■ WORK TO BE COMPLETED
State the number of lines in these records holding "table". Say nothing more.

■ DATA TO PROCESS

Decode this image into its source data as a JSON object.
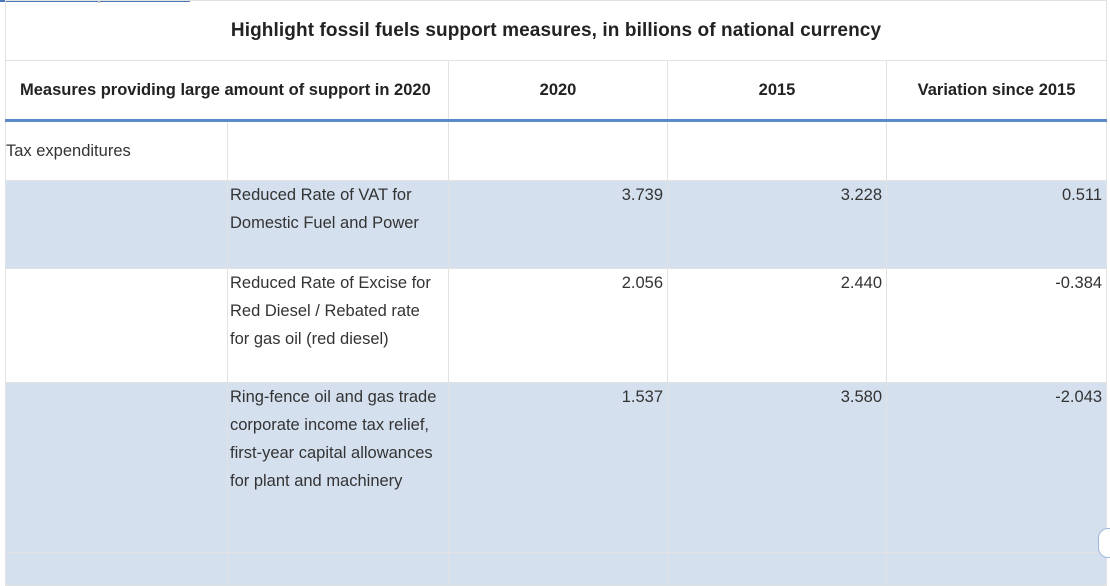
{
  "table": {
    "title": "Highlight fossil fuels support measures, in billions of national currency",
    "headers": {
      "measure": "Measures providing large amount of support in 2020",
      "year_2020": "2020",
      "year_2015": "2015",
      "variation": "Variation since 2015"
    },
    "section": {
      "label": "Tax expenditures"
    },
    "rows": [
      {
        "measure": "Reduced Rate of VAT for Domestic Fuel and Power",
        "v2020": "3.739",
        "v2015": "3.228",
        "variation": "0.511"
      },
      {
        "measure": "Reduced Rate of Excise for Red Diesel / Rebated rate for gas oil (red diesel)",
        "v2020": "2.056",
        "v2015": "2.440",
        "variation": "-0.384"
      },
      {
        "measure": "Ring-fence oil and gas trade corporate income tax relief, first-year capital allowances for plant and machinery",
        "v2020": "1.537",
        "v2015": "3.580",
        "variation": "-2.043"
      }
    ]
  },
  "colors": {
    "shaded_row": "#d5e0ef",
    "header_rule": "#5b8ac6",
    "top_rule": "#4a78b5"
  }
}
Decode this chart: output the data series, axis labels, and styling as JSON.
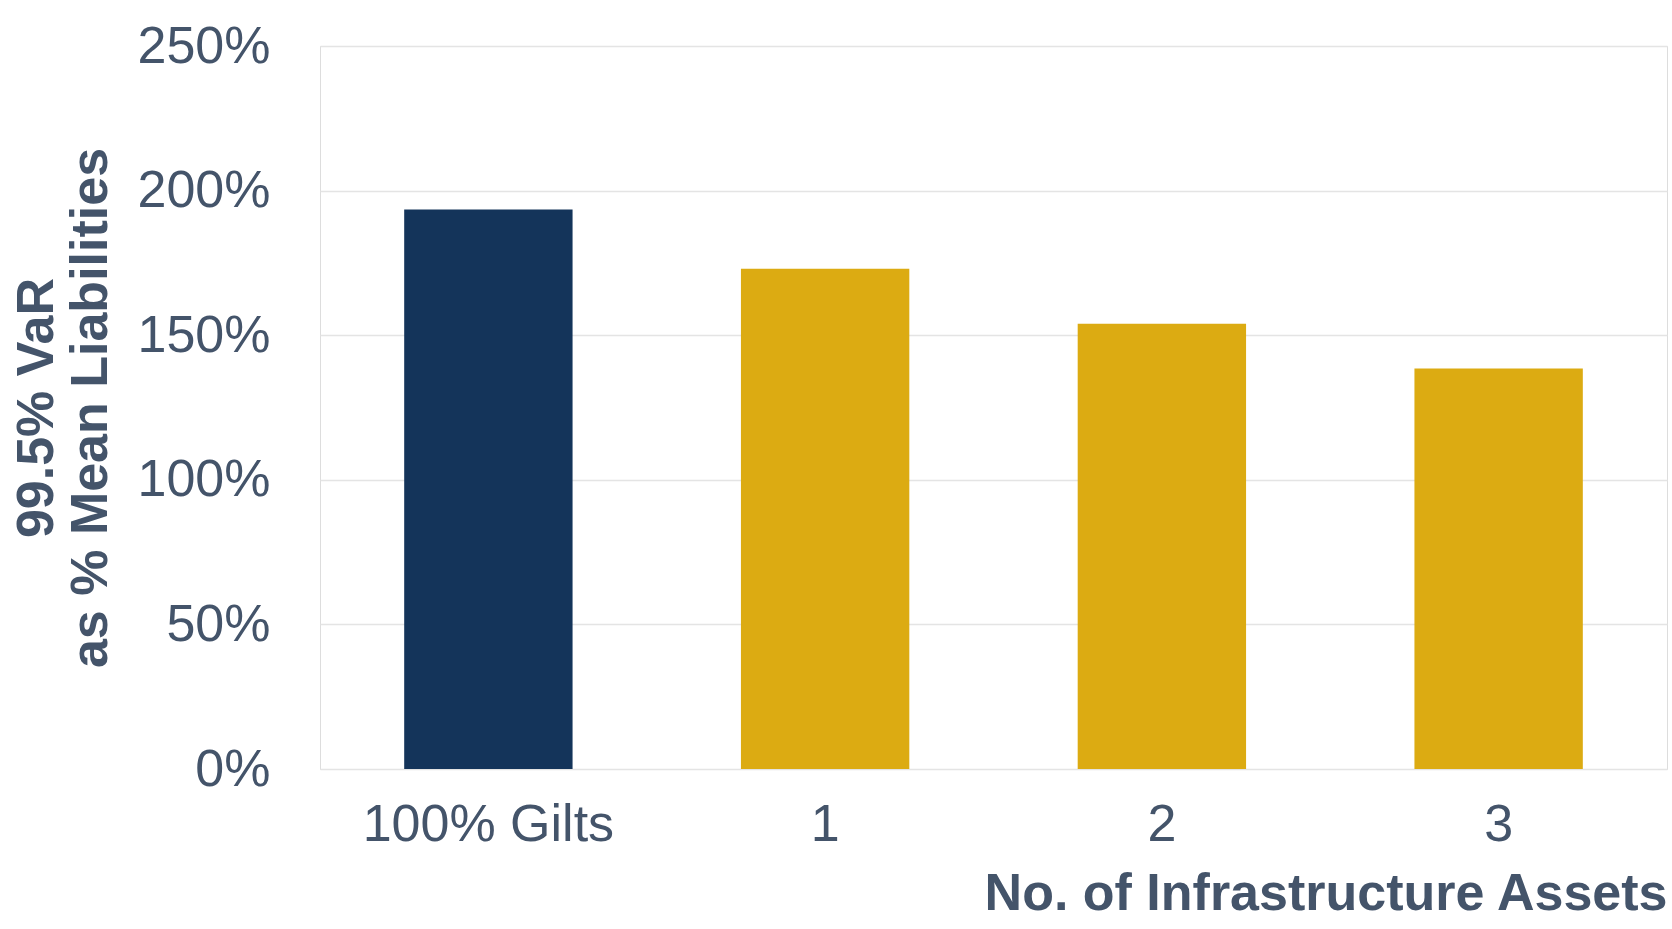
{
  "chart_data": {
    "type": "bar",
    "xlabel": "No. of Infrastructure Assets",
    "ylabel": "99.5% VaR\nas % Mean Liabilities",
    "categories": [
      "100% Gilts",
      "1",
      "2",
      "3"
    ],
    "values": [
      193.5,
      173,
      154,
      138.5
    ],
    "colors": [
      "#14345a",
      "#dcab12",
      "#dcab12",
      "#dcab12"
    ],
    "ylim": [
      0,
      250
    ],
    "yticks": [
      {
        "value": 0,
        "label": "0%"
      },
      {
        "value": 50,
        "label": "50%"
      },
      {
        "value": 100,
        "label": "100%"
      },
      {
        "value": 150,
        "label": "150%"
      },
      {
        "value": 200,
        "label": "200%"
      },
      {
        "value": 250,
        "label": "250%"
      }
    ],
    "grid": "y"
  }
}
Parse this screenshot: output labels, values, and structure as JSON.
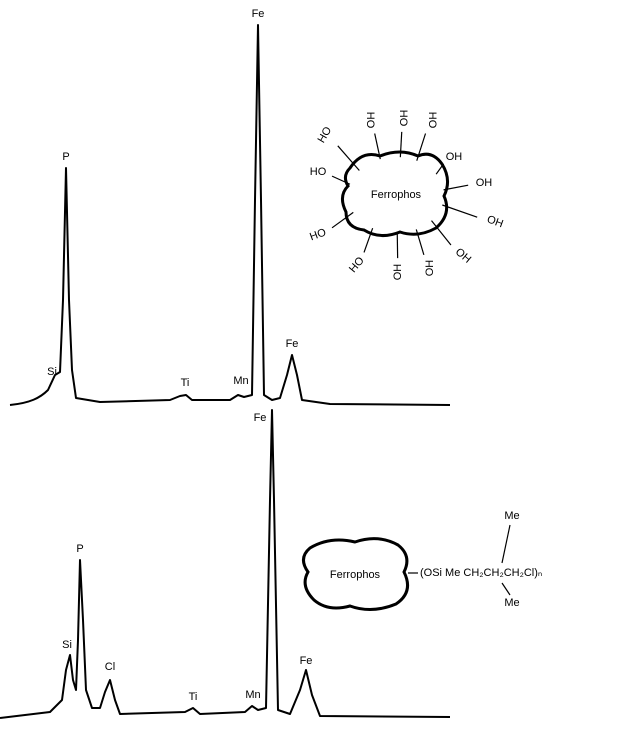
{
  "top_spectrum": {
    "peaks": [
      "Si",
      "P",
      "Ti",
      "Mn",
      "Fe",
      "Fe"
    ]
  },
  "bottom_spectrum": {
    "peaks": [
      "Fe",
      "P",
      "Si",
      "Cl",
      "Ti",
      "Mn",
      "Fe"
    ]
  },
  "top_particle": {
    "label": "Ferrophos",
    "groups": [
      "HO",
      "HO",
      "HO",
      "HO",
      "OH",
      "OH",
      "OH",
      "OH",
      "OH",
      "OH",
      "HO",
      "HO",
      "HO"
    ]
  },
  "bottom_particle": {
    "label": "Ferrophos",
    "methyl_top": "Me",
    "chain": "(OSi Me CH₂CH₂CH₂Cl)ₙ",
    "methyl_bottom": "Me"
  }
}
---
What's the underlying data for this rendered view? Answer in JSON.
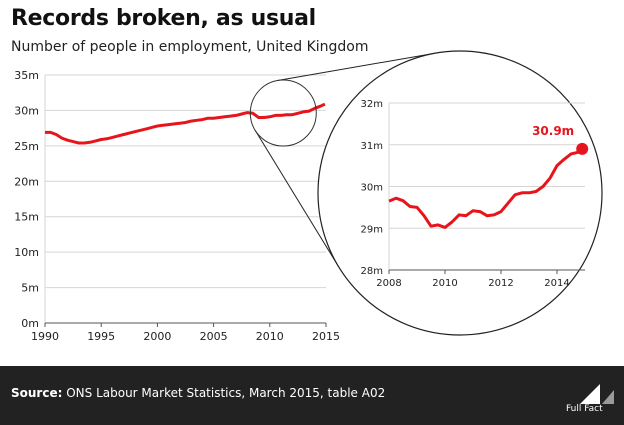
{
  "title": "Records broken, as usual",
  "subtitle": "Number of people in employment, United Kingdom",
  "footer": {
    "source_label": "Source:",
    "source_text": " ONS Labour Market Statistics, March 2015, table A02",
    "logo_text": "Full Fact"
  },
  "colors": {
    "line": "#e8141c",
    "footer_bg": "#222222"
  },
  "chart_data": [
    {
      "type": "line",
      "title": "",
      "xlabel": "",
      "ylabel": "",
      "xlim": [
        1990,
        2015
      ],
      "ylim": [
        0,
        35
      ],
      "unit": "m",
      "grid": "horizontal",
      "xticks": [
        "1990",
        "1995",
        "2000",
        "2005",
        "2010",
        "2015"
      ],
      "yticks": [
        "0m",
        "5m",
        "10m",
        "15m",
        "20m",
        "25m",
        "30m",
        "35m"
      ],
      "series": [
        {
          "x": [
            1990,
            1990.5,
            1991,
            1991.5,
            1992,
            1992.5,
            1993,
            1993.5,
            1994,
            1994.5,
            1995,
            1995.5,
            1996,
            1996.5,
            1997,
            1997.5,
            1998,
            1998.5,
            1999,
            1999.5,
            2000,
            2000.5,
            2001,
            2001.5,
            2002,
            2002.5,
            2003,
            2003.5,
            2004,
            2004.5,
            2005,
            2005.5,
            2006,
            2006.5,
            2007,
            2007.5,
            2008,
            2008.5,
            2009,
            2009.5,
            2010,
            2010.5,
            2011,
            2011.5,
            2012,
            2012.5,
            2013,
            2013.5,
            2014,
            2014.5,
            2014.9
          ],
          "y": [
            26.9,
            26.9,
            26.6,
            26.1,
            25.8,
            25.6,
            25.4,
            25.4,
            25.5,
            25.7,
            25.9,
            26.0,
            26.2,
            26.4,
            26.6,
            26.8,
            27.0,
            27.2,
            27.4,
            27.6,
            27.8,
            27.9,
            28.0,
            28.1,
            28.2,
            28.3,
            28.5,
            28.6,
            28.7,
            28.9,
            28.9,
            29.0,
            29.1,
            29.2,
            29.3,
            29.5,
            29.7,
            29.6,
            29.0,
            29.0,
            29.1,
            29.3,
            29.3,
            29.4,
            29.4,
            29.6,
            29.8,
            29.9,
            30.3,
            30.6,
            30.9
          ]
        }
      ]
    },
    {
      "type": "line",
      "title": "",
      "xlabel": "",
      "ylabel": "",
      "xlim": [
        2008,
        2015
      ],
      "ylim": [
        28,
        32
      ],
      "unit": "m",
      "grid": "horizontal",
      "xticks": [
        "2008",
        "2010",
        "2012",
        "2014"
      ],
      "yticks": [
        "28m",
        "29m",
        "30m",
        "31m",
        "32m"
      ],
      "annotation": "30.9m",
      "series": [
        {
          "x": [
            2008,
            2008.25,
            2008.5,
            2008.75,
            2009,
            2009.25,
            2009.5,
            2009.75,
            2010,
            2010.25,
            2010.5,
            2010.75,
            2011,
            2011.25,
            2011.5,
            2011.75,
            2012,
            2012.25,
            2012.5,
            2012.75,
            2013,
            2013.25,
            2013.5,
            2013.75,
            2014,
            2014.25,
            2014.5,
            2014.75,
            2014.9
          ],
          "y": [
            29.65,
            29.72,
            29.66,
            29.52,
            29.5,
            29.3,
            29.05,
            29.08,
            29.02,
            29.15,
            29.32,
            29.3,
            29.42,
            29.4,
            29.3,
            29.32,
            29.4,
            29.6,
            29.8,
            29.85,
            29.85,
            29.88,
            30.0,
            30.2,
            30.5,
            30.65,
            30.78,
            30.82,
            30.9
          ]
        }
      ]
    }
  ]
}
--
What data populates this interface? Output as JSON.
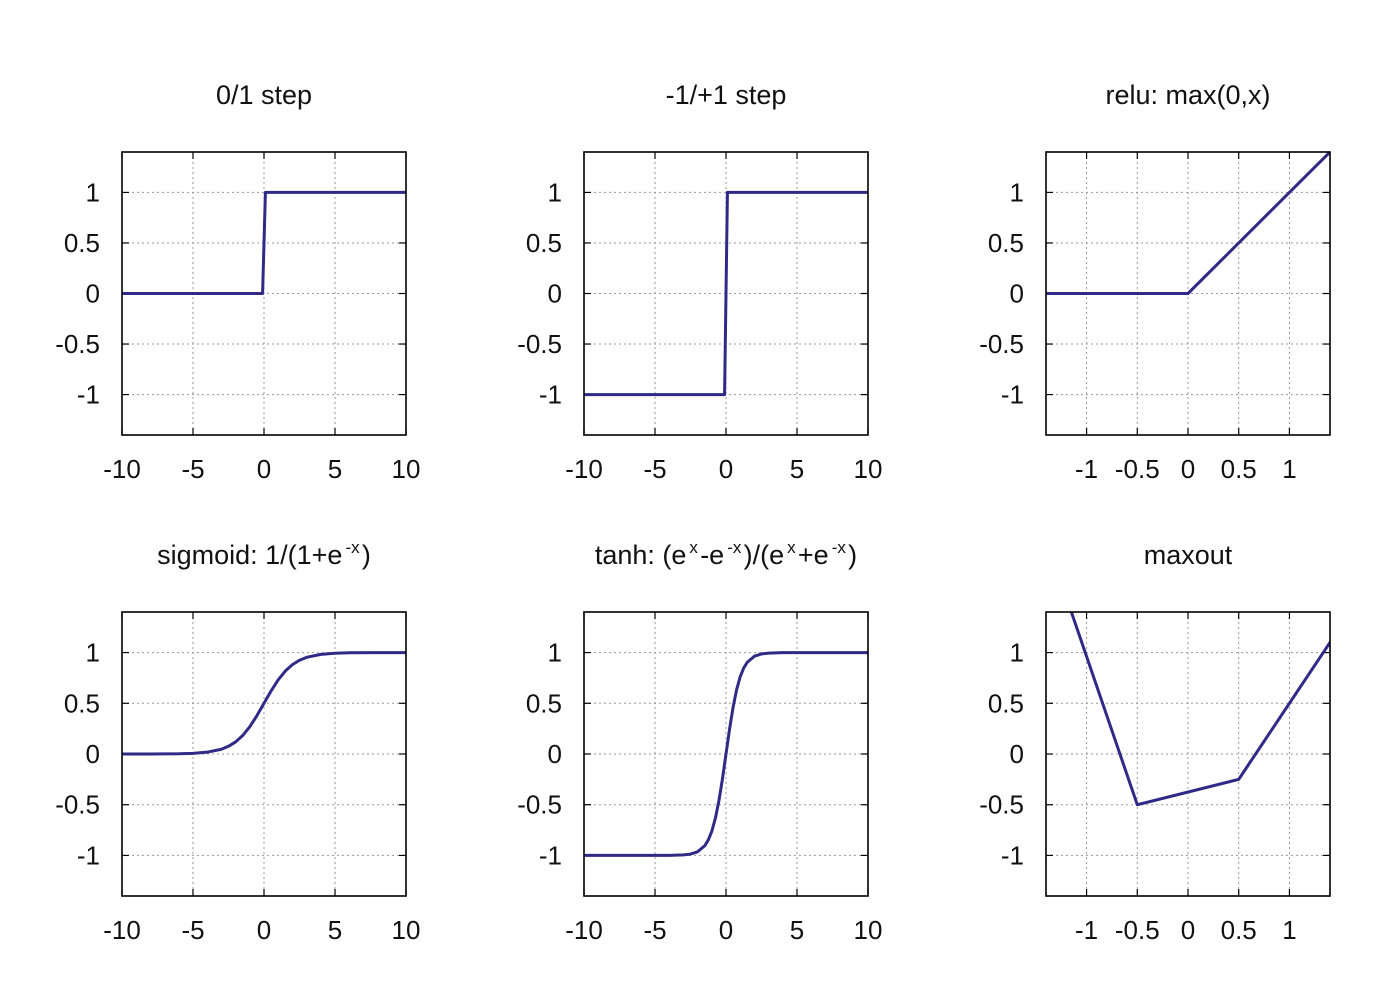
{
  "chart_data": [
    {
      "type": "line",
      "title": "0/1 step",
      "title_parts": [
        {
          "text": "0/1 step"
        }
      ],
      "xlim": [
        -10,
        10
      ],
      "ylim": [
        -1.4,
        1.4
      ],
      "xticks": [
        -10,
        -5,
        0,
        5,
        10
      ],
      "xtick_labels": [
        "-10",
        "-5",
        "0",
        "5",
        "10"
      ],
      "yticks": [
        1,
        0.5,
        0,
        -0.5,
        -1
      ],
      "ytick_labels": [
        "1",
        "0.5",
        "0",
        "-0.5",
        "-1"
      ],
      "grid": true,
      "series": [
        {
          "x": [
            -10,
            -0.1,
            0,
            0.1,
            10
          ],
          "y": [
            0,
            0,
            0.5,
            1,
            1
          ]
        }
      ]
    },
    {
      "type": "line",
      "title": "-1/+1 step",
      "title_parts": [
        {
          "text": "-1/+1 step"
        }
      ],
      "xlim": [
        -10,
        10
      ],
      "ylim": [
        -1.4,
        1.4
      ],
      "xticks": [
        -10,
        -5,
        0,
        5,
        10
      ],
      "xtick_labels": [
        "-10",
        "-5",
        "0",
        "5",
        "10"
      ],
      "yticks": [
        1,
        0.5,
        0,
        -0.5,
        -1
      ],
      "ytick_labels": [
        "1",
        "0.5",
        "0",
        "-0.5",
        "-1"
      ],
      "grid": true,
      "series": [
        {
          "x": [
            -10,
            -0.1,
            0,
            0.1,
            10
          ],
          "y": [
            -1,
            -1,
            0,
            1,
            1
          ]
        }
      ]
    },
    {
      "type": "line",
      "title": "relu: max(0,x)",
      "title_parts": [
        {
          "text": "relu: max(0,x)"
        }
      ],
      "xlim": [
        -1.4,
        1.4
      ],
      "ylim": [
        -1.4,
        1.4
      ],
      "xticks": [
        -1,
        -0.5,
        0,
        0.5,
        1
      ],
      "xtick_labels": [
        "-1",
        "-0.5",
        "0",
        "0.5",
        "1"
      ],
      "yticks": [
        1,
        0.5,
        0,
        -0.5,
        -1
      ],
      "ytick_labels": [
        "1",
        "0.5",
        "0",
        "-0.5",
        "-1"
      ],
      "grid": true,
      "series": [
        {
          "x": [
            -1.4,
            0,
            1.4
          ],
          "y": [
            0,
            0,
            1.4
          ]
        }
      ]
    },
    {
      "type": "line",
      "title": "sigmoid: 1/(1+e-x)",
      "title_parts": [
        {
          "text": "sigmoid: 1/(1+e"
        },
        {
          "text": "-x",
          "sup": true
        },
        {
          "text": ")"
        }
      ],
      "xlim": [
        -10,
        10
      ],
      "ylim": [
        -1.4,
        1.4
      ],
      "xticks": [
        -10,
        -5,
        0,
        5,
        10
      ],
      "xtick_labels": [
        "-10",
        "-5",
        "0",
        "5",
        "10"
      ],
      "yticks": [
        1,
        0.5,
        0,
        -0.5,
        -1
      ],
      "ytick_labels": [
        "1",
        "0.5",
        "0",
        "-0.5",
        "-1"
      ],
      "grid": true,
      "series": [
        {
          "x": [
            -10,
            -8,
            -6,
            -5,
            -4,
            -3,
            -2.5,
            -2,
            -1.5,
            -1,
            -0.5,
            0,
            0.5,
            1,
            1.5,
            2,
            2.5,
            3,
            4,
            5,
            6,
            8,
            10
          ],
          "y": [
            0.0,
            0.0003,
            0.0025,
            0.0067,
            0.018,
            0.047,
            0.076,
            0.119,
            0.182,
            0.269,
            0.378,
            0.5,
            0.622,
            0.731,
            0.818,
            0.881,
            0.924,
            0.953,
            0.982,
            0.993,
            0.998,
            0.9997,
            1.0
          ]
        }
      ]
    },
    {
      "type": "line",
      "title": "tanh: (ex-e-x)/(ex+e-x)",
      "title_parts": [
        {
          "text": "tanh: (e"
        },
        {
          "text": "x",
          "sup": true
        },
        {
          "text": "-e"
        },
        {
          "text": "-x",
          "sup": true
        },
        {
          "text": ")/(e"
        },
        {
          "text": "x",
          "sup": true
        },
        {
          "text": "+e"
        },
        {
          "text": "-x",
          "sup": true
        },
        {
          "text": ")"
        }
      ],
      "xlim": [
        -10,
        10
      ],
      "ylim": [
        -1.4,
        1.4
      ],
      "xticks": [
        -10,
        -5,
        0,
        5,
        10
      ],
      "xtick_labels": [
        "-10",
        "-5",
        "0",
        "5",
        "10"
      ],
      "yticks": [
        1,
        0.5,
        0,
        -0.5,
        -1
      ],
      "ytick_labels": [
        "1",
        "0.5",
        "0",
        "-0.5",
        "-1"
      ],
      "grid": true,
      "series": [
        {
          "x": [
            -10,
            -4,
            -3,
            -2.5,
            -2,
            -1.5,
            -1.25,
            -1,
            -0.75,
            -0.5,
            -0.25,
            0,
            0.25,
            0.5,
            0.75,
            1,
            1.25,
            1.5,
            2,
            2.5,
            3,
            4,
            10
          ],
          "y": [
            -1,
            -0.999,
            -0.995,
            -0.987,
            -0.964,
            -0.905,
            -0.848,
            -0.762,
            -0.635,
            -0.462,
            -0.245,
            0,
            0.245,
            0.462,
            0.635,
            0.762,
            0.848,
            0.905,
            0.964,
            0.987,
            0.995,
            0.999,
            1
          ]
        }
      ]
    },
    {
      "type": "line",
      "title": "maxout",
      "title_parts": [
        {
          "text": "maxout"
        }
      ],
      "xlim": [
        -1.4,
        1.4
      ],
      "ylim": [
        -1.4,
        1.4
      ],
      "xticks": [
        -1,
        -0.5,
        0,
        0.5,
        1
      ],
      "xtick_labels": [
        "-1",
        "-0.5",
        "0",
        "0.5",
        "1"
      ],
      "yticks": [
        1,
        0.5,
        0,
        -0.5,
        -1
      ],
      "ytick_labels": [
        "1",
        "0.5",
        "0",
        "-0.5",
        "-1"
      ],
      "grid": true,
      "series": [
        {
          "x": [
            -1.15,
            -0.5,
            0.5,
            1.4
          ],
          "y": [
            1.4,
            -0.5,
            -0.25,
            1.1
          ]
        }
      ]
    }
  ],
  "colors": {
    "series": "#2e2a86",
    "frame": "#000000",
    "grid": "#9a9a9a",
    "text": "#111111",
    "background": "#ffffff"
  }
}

■ COMPLETED TASK
2